┌─ DATASET ENTRIES

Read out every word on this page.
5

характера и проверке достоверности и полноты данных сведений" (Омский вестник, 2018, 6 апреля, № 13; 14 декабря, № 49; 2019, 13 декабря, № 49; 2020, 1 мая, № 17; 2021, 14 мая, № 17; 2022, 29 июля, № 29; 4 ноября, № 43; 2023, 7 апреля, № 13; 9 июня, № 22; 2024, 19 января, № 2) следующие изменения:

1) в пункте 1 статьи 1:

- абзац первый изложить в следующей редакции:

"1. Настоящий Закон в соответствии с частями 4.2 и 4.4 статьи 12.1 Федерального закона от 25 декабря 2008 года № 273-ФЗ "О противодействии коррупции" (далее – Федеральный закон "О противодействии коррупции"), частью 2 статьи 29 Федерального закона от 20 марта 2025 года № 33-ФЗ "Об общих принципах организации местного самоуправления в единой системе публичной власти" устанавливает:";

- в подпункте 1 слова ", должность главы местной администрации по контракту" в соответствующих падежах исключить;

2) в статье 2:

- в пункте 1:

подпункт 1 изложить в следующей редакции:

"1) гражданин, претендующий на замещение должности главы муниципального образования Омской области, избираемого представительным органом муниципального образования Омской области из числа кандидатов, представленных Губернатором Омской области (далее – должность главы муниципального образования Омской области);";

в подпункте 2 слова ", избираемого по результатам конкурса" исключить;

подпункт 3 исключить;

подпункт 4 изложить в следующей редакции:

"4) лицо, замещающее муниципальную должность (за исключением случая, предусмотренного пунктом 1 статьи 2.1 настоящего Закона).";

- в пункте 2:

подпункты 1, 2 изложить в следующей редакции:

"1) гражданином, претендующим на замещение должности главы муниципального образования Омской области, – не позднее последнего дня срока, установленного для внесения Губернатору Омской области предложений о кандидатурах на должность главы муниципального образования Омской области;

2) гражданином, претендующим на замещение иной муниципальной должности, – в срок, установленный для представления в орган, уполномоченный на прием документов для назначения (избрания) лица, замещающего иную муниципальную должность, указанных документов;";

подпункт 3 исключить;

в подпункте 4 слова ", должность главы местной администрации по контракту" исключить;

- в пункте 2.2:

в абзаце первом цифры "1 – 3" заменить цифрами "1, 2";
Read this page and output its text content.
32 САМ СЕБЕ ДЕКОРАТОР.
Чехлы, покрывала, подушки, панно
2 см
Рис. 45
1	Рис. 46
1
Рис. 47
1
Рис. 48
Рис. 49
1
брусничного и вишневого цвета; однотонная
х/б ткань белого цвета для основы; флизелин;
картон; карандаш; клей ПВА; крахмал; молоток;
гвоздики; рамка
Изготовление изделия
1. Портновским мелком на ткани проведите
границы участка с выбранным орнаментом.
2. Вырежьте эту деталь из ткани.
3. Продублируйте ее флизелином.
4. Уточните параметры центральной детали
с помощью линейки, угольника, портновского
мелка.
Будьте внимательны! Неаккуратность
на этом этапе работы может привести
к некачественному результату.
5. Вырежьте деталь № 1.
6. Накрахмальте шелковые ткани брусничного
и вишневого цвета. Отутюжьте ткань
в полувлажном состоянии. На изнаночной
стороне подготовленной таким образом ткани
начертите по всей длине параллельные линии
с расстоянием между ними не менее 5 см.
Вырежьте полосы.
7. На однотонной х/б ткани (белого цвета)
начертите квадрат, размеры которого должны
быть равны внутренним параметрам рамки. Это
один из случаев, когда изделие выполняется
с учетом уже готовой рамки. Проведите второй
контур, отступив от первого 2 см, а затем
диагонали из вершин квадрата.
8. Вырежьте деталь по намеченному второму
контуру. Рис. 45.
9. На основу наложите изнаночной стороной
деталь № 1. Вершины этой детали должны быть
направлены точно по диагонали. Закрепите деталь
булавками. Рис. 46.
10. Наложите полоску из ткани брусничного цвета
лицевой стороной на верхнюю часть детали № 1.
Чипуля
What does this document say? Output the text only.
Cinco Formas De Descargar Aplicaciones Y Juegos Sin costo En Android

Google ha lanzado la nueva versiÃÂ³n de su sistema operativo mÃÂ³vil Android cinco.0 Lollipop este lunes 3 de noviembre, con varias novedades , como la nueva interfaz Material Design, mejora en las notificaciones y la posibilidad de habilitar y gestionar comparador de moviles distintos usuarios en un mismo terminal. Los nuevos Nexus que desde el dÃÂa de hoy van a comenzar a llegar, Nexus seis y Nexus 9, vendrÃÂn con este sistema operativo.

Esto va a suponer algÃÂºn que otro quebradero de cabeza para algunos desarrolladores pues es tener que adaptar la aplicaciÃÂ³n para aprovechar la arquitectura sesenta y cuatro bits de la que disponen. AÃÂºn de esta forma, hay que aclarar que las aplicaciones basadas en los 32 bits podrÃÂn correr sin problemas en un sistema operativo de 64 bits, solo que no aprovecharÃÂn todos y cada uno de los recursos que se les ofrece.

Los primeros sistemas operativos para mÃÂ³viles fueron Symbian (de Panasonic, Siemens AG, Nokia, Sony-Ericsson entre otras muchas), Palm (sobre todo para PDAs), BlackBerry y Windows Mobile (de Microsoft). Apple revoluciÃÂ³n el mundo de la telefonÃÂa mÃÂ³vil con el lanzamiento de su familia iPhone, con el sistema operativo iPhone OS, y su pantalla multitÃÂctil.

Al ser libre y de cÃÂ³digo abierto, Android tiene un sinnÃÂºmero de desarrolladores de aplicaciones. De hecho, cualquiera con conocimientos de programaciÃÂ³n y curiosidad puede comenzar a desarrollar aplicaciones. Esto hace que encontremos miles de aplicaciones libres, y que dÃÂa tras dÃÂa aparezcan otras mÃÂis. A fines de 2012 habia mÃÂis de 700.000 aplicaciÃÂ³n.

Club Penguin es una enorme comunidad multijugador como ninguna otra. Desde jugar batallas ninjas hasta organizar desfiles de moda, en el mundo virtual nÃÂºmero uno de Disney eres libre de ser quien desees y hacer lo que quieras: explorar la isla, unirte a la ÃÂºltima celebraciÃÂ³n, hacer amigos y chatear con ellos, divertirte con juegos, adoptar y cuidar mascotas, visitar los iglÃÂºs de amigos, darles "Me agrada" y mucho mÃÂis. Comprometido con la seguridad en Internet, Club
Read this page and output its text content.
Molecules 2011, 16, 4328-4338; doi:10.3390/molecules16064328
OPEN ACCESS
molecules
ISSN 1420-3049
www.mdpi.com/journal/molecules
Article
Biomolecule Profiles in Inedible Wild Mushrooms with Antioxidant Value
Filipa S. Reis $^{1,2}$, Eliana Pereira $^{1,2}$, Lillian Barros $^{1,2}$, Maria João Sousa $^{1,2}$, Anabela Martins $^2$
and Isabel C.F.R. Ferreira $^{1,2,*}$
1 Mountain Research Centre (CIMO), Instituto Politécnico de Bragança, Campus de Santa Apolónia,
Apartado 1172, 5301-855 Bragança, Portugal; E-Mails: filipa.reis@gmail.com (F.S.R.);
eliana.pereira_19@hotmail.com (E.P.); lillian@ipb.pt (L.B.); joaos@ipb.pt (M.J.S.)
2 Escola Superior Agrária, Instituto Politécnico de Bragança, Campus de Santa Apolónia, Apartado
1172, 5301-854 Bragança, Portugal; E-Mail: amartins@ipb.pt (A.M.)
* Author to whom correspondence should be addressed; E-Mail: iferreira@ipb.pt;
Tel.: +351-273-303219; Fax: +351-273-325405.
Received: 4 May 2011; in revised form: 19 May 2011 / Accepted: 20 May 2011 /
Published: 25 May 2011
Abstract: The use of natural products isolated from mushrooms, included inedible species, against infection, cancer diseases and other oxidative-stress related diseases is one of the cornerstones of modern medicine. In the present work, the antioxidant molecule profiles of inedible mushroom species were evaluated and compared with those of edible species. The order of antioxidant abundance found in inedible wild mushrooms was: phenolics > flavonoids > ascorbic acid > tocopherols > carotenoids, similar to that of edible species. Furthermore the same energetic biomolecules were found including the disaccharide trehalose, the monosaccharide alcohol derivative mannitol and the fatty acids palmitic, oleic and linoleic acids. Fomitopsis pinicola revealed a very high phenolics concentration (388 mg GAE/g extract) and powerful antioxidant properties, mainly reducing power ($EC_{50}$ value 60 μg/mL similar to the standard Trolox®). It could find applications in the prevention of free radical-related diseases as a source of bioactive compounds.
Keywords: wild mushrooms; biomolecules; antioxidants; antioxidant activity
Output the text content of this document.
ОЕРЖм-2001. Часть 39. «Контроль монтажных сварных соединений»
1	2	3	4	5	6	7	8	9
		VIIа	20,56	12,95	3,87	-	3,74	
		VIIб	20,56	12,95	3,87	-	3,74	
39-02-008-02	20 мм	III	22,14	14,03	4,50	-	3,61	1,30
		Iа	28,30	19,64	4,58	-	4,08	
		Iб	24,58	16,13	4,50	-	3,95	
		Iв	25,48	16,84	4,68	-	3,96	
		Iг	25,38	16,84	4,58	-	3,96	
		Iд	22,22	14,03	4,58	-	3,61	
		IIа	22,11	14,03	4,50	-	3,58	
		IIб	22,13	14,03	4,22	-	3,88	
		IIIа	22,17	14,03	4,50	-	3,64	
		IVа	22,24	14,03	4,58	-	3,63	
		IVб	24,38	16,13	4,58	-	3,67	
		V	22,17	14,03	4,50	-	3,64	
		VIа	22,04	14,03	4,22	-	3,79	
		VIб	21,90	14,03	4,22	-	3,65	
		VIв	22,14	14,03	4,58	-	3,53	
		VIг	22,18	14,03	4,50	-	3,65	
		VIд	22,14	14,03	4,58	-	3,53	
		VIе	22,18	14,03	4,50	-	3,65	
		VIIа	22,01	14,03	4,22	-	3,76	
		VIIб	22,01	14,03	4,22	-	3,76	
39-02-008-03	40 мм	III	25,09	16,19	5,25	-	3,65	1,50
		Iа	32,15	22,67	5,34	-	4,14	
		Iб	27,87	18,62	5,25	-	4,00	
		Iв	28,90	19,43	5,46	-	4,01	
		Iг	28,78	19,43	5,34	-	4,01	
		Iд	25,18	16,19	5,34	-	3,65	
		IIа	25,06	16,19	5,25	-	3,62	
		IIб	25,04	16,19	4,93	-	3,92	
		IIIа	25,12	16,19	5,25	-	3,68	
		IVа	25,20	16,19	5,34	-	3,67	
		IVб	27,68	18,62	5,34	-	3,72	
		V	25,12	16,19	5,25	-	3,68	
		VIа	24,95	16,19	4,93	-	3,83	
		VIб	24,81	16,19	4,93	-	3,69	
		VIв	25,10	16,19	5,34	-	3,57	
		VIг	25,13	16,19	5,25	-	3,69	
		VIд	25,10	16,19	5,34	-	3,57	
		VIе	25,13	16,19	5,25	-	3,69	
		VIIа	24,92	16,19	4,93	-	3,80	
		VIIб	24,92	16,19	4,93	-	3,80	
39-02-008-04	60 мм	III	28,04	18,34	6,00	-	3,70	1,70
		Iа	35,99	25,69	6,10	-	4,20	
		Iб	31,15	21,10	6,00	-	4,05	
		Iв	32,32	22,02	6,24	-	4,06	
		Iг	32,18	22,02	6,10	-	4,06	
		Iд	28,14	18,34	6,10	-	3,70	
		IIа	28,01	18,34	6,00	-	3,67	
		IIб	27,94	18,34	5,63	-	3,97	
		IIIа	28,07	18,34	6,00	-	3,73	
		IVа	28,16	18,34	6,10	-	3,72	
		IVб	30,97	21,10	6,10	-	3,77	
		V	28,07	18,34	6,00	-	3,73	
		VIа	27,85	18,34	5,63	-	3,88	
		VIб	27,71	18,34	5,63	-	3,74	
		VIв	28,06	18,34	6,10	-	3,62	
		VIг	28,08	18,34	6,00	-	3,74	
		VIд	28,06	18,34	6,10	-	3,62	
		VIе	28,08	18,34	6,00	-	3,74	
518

└─

WHAT THE TASK ASKS
Return only the number of lines in the data that contain "Apartado".

FINAL RESULT
2